**WHAT TO WORK ON:** Your task is to gather the lines below that hold the string "EPWORTH".

**RECORDS FOR THIS EXERCISE:**
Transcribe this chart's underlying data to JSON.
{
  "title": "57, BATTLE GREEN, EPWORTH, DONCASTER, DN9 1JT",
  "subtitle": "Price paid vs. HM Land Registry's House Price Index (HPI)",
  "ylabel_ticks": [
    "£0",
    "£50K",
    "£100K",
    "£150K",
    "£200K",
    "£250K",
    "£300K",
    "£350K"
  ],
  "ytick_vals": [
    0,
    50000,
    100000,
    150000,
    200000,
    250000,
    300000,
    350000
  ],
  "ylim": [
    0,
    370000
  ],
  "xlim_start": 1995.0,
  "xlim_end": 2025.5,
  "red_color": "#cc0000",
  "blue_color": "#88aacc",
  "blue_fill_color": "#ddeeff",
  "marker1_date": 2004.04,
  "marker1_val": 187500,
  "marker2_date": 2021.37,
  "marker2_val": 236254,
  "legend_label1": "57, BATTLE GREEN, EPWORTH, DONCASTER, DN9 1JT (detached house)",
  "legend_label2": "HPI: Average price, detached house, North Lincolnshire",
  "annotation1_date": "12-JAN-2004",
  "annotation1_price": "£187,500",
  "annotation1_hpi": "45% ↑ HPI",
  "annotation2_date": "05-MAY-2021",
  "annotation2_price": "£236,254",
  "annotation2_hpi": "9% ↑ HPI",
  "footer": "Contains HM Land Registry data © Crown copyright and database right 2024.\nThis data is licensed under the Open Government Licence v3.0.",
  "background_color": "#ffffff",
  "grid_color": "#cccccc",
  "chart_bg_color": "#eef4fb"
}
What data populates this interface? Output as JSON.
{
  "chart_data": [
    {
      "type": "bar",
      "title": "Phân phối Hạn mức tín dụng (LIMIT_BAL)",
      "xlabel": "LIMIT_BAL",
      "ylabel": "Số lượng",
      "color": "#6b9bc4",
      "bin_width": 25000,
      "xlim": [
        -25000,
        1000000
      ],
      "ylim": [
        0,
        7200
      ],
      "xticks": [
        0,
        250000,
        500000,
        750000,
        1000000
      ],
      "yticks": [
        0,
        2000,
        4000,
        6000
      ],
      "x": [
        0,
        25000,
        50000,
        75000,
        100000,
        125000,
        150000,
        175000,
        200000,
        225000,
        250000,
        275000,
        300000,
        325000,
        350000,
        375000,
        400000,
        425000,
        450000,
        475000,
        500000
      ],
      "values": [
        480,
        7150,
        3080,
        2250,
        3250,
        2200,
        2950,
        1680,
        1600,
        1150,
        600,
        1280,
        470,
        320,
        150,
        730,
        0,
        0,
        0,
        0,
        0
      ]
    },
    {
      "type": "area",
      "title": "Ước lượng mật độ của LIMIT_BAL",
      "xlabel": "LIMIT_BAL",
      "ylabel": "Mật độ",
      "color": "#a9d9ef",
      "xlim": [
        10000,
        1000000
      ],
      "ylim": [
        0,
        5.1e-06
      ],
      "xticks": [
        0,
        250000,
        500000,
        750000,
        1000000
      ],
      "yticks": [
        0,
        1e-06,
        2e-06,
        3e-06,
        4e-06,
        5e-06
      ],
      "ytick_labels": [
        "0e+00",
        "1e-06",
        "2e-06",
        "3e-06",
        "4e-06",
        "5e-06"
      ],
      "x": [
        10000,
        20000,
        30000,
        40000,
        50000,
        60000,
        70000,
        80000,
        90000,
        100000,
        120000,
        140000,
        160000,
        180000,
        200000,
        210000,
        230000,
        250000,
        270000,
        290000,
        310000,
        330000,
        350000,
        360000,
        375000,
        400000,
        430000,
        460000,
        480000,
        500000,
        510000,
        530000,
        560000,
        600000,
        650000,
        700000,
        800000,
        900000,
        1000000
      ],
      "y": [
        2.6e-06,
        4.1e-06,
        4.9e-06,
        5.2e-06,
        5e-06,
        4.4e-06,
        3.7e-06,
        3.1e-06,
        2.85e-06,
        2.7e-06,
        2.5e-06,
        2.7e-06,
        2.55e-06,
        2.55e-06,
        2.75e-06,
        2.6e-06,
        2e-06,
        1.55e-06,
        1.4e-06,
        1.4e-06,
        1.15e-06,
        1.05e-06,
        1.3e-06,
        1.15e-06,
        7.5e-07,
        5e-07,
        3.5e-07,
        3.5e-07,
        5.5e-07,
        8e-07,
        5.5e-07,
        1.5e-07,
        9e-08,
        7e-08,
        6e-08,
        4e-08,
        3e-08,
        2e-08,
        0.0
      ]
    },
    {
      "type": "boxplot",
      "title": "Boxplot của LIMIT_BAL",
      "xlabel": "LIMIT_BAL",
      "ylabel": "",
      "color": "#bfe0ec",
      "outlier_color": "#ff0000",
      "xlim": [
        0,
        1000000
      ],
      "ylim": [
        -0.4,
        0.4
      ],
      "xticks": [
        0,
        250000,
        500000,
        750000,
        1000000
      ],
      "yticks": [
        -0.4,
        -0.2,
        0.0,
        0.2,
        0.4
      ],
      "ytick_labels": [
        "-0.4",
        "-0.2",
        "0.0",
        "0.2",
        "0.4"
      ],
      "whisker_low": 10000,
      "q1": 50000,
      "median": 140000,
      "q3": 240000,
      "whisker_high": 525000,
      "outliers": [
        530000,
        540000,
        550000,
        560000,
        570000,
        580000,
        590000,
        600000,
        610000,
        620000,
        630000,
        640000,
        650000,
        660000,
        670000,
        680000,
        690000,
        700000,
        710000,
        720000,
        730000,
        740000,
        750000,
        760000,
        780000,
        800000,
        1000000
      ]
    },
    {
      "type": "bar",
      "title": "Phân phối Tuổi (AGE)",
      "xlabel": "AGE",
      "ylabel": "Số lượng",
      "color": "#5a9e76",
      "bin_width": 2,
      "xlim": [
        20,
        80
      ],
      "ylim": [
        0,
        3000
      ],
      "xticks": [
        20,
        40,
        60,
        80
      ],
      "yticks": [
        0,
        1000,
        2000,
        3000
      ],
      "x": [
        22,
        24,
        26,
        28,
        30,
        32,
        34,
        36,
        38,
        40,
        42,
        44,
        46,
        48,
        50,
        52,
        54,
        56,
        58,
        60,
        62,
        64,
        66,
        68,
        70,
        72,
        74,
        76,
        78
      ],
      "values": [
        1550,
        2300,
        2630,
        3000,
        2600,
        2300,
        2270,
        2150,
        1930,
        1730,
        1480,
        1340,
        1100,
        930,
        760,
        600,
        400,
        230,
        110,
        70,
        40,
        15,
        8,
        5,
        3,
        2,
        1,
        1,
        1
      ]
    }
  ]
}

**ANSWER TO THIS PROBLEM:**
  "title": "57, BATTLE GREEN, EPWORTH, DONCASTER, DN9 1JT",
  "legend_label1": "57, BATTLE GREEN, EPWORTH, DONCASTER, DN9 1JT (detached house)",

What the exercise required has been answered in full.